**Instruction:**
Write out each line of the listing as it stands, without the images.
◆ ◆ ◆
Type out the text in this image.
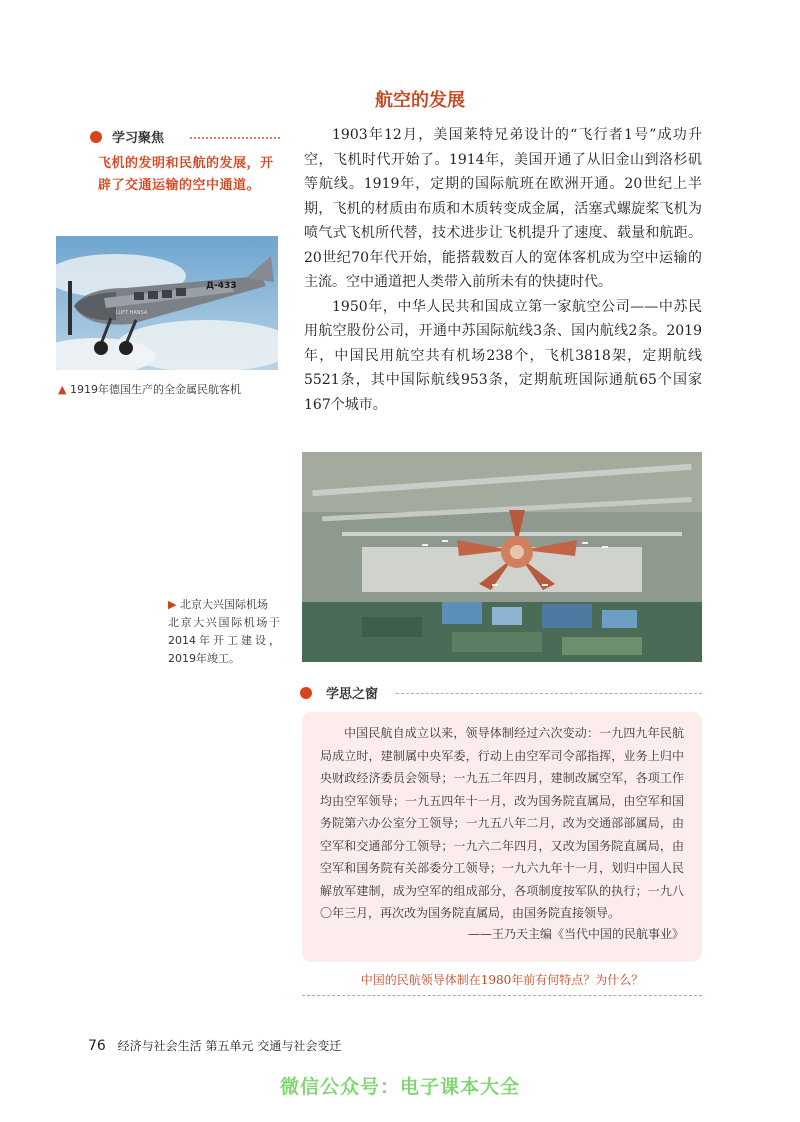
航空的发展
学习聚焦
飞机的发明和民航的发展，开辟了交通运输的空中通道。
Д-433
LUFT HANSA
▲ 1919年德国生产的全金属民航客机

1903年12月，美国莱特兄弟设计的“飞行者1号”成功升空，飞机时代开始了。1914年，美国开通了从旧金山到洛杉矶等航线。1919年，定期的国际航班在欧洲开通。20世纪上半期，飞机的材质由布质和木质转变成金属，活塞式螺旋桨飞机为喷气式飞机所代替，技术进步让飞机提升了速度、载量和航距。20世纪70年代开始，能搭载数百人的宽体客机成为空中运输的主流。空中通道把人类带入前所未有的快捷时代。

1950年，中华人民共和国成立第一家航空公司——中苏民用航空股份公司，开通中苏国际航线3条、国内航线2条。2019年，中国民用航空共有机场238个，飞机3818架，定期航线5521条，其中国际航线953条，定期航班国际通航65个国家167个城市。

▶ 北京大兴国际机场
北京大兴国际机场于2014年开工建设，2019年竣工。
学思之窗

中国民航自成立以来，领导体制经过六次变动：一九四九年民航局成立时，建制属中央军委，行动上由空军司令部指挥，业务上归中央财政经济委员会领导；一九五二年四月，建制改属空军，各项工作均由空军领导；一九五四年十一月，改为国务院直属局，由空军和国务院第六办公室分工领导；一九五八年二月，改为交通部部属局，由空军和交通部分工领导；一九六二年四月，又改为国务院直属局，由空军和国务院有关部委分工领导；一九六九年十一月，划归中国人民解放军建制，成为空军的组成部分，各项制度按军队的执行；一九八〇年三月，再次改为国务院直属局，由国务院直接领导。

——王乃天主编《当代中国的民航事业》
中国的民航领导体制在1980年前有何特点？为什么？
76 经济与社会生活 第五单元 交通与社会变迁
微信公众号：电子课本大全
◆ ◆ ◆
**Problem solution:**
Type out the text in this image.
航空的发展
学习聚焦
飞机的发明和民航的发展，开辟了交通运输的空中通道。
Д-433
LUFT HANSA
▲ 1919年德国生产的全金属民航客机

1903年12月，美国莱特兄弟设计的“飞行者1号”成功升空，飞机时代开始了。1914年，美国开通了从旧金山到洛杉矶等航线。1919年，定期的国际航班在欧洲开通。20世纪上半期，飞机的材质由布质和木质转变成金属，活塞式螺旋桨飞机为喷气式飞机所代替，技术进步让飞机提升了速度、载量和航距。20世纪70年代开始，能搭载数百人的宽体客机成为空中运输的主流。空中通道把人类带入前所未有的快捷时代。

1950年，中华人民共和国成立第一家航空公司——中苏民用航空股份公司，开通中苏国际航线3条、国内航线2条。2019年，中国民用航空共有机场238个，飞机3818架，定期航线5521条，其中国际航线953条，定期航班国际通航65个国家167个城市。

▶ 北京大兴国际机场
北京大兴国际机场于2014年开工建设，2019年竣工。
学思之窗

中国民航自成立以来，领导体制经过六次变动：一九四九年民航局成立时，建制属中央军委，行动上由空军司令部指挥，业务上归中央财政经济委员会领导；一九五二年四月，建制改属空军，各项工作均由空军领导；一九五四年十一月，改为国务院直属局，由空军和国务院第六办公室分工领导；一九五八年二月，改为交通部部属局，由空军和交通部分工领导；一九六二年四月，又改为国务院直属局，由空军和国务院有关部委分工领导；一九六九年十一月，划归中国人民解放军建制，成为空军的组成部分，各项制度按军队的执行；一九八〇年三月，再次改为国务院直属局，由国务院直接领导。

——王乃天主编《当代中国的民航事业》
中国的民航领导体制在1980年前有何特点？为什么？
76 经济与社会生活 第五单元 交通与社会变迁
微信公众号：电子课本大全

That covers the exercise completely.